At the beginning of the year, just as we were able to make campground reservations for the summer, I booked our favorite site at Camp Creek for the boys’ first birthday. We did not want to have a typical first birthday party for the boys, with a load of people, a ton of gifts and a messy cake. There’s no better way to avoid first birthday conventions than sneaking off to the woods. So that’s what we did.
We’ve taken the boys on trips a number of times now. They’ve already “camped” in a cabin and in a yome. I love seeing how excited they get when we bring them to a new place. They were stunned for a few minutes as we arrived. There’s so much to look at. They can’t move their eyes fast enough to take it all in. We let them sit in their go-pod chairs and absorb everything. They bounced and grinned.
I was wondering if my memory had blown Camp Creek out of proportion, if it really is as pretty and green and wonderful as I remember it to be.
It is. Camp Creek is amazing. On this gorgeous July weekend, it was fully occupied and felt a little suburban. But the sites are so spacious and private that it doesn’t matter how many other people may be around. And the babbling of the river drowns out any other noises.
It was a little chilly, so we put them in jackets and put up their hoods. Just like hats, they also dislike hoods. But the cool thing is that it’s harder for them to pull hoods off.
Not that it keeps them from trying.
It’s a shame the guys don’t like hats, because they are so completely adorable.
I have no hair.
Wait, yes I do.
This is the first time the guys have camped in a tent. It turns out, the tent was a great containment strategy as we unpacked and got dinner ready.
We did some pre-trip food prep and the dutch oven got a workout. Our first meal was stuffed onions. I cut onions in half and cored out all but the two outside layers. I stuffed it with turkey sausage that Dave had made. I made it more meatbally by adding some soft breadcubes, eggs, ketchup, worcestershire, and spices. I mounded the meat into the onions and topped with panko breadcrumbs. We put them in the dutch oven with some cubed potatoes lining the bottom. I added some beef broth, but I shouldn’t have bothered. There was plenty of moisture.
Dave got the oven to 350 degrees (seven coals on the bottom, 14 coals on the top) and they baked for an hour.
They turned out remarkably well. The turkey sausage was moist on the inside and crispy on top. Meatballs and meatloaf are always a challenge for me, so I was really happy with how these came out. The potatoes were perhaps a bit overdone, and as I said, no broth was needed.

◆ **What to do**
[1] In the camping post, how many coals went on the bottom and top of the dutch oven to reach 350 degrees?
[2] Please retype the camping post from "I have no hair." up to and including "for an hour.".
The rows after this have no connection to the camping post.

◆ **Listed records**
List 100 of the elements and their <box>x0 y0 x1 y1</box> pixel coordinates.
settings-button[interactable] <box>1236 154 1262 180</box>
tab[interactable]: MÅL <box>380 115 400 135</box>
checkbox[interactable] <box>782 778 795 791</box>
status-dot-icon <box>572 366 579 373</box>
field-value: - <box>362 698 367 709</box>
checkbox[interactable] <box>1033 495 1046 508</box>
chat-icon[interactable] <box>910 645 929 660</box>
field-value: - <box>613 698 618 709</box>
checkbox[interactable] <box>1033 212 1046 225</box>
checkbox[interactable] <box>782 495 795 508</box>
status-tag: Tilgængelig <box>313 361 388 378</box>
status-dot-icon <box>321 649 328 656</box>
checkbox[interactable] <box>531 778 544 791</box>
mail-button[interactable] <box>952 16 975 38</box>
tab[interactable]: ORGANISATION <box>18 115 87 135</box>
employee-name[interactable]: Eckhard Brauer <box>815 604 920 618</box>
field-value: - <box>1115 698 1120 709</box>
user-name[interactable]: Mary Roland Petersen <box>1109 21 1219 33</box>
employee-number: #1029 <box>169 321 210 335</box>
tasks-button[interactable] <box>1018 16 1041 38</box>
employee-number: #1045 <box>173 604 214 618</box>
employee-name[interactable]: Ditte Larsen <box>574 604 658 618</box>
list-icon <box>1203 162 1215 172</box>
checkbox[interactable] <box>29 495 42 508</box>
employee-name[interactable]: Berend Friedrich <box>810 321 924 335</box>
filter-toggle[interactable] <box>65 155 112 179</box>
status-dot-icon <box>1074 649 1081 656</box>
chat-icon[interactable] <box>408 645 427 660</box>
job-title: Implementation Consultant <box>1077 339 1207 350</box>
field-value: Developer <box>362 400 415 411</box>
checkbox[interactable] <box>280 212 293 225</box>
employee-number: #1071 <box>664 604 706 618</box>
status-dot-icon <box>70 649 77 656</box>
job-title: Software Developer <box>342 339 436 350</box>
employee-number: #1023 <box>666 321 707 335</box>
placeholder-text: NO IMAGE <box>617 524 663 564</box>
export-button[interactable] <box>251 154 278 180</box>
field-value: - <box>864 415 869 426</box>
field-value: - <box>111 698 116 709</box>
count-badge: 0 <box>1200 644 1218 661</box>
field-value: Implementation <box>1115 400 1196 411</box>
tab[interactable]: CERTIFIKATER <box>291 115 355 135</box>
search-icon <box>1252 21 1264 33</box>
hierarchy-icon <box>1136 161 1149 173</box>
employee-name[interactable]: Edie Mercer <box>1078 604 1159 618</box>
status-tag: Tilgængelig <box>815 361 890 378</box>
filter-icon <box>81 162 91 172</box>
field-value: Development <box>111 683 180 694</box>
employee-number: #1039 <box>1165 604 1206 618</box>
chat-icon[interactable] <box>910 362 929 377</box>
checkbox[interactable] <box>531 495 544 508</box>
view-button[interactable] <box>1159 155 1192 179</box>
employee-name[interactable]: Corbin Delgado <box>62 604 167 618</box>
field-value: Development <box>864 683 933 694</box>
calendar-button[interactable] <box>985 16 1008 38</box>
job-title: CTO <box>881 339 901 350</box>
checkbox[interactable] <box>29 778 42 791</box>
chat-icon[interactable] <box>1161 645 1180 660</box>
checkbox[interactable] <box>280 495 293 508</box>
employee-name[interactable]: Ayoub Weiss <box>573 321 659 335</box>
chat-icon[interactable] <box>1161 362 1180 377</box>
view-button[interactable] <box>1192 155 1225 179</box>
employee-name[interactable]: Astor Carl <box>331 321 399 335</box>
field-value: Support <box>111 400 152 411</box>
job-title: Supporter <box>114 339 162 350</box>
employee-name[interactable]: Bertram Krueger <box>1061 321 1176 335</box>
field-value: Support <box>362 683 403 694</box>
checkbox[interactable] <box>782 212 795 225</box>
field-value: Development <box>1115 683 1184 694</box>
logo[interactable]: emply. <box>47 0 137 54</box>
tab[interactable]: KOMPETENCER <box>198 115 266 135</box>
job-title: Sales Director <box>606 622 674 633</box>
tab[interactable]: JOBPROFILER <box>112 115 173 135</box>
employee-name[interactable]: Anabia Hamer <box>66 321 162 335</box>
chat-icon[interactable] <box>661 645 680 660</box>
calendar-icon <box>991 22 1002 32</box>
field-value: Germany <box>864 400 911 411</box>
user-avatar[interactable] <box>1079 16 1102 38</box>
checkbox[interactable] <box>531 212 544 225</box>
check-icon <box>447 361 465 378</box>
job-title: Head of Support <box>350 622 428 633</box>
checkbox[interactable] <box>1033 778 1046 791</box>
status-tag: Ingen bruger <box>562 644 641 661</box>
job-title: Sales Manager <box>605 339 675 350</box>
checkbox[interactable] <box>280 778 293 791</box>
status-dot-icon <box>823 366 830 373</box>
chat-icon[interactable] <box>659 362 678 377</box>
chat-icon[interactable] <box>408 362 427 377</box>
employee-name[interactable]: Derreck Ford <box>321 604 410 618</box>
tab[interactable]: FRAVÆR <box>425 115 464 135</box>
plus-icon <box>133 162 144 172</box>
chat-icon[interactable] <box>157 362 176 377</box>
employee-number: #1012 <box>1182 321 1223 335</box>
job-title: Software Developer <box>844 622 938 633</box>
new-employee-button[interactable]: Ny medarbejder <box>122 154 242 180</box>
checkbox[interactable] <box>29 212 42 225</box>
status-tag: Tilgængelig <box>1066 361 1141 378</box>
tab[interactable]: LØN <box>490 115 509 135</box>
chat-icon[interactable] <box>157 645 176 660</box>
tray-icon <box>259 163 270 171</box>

◆ **Answers in order**
[1] Seven coals on the bottom and 14 coals on the top.

[2]
I have no hair.
Wait, yes I do.
This is the first time the guys have camped in a tent. It turns out, the tent was a great containment strategy as we unpacked and got dinner ready.
We did some pre-trip food prep and the dutch oven got a workout. Our first meal was stuffed onions. I cut onions in half and cored out all but the two outside layers. I stuffed it with turkey sausage that Dave had made. I made it more meatbally by adding some soft breadcubes, eggs, ketchup, worcestershire, and spices. I mounded the meat into the onions and topped with panko breadcrumbs. We put them in the dutch oven with some cubed potatoes lining the bottom. I added some beef broth, but I shouldn’t have bothered. There was plenty of moisture.
Dave got the oven to 350 degrees (seven coals on the bottom, 14 coals on the top) and they baked for an hour.